Start of RECORDS PROVIDED

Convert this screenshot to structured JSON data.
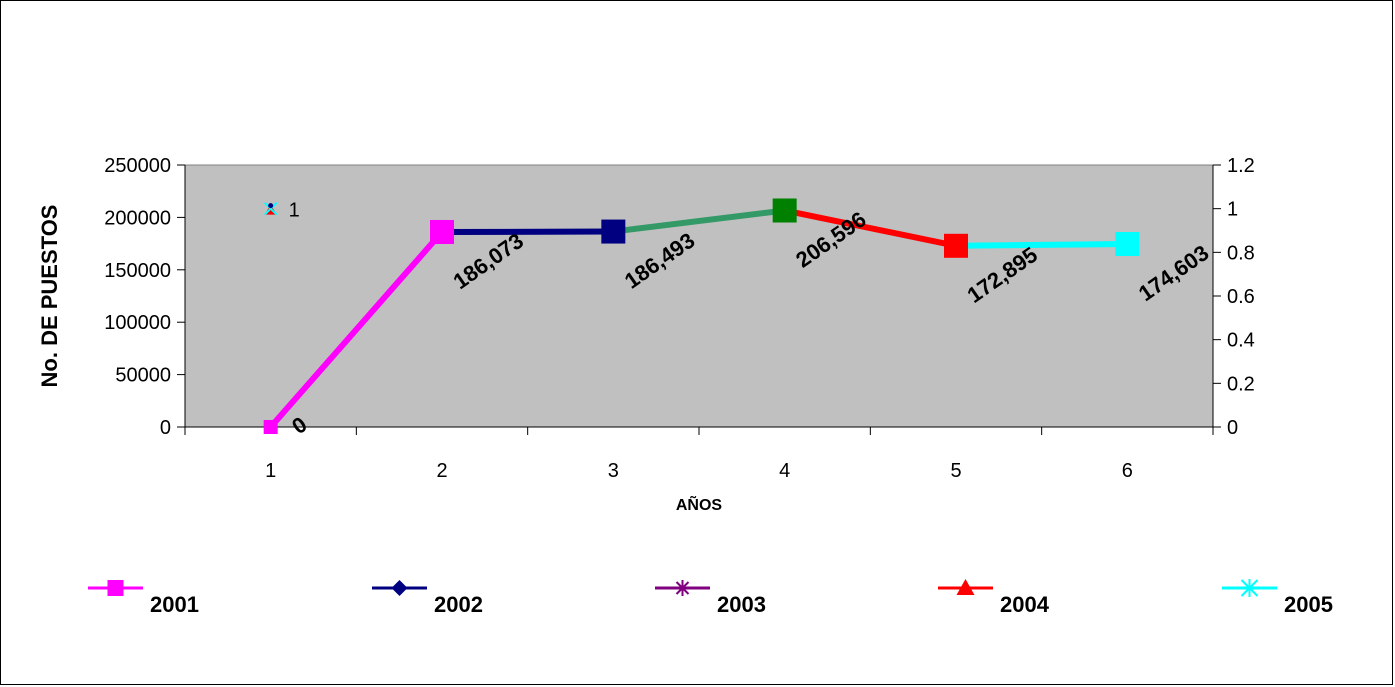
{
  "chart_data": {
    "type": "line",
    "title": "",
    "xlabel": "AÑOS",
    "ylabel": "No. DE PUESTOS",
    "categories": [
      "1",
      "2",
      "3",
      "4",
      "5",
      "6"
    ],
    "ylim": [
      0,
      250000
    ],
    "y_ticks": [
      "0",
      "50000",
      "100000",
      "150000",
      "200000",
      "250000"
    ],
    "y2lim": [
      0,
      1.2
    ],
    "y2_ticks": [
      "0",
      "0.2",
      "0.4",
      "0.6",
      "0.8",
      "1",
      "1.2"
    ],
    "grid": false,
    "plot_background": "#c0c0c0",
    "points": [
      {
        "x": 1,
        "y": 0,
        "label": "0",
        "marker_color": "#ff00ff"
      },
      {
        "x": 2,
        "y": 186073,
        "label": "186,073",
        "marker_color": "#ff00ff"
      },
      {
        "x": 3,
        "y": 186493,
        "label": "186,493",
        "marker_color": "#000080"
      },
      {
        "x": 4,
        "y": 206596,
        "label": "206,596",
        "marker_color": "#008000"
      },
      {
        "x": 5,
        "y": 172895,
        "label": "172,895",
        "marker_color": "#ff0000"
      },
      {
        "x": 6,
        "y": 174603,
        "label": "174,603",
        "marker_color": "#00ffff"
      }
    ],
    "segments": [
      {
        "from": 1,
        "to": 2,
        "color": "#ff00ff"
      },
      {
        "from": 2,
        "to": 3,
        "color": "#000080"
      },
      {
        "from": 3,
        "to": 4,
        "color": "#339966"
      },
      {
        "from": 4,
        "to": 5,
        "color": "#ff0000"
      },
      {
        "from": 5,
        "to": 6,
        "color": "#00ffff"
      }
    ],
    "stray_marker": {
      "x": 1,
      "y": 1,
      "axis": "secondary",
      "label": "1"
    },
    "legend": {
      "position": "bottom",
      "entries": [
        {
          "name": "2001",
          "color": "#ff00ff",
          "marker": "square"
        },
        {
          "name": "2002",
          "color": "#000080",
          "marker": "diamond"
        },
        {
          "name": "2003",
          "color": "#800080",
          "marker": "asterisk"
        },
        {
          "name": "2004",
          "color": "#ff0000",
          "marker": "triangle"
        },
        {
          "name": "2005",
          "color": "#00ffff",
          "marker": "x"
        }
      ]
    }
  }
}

End of RECORDS PROVIDED
Start of RECORDS PROVIDED

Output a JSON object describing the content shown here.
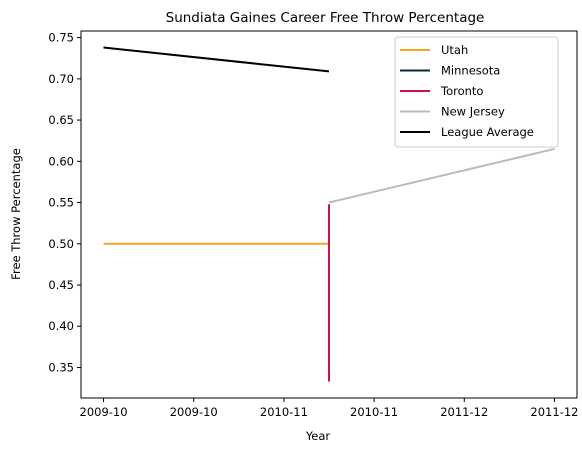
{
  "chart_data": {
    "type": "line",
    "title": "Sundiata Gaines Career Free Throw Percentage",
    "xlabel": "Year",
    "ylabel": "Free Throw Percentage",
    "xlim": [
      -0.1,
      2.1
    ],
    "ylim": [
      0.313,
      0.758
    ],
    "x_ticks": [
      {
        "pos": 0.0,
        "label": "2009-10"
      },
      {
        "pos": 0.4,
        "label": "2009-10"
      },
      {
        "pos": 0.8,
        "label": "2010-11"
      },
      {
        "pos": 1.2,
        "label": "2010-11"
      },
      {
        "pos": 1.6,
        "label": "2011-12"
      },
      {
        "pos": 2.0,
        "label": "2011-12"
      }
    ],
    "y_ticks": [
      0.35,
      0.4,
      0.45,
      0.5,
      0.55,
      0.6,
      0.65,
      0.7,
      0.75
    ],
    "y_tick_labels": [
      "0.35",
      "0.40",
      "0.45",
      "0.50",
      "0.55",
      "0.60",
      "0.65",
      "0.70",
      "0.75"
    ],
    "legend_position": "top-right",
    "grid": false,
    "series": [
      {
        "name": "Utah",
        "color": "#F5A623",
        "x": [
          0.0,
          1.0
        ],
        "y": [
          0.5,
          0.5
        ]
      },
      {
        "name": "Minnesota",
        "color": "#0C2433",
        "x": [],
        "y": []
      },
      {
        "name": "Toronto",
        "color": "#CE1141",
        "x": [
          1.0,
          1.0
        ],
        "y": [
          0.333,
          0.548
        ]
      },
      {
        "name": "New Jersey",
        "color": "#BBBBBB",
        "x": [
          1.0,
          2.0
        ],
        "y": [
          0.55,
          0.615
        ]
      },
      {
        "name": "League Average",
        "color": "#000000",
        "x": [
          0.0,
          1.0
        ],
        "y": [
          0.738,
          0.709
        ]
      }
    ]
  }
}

End of RECORDS PROVIDED

WHAT IS EXPECTED
Find the lines above holding the word "Percentage" and show them.

EXERCISE RESULT
    "title": "Sundiata Gaines Career Free Throw Percentage",
    "ylabel": "Free Throw Percentage",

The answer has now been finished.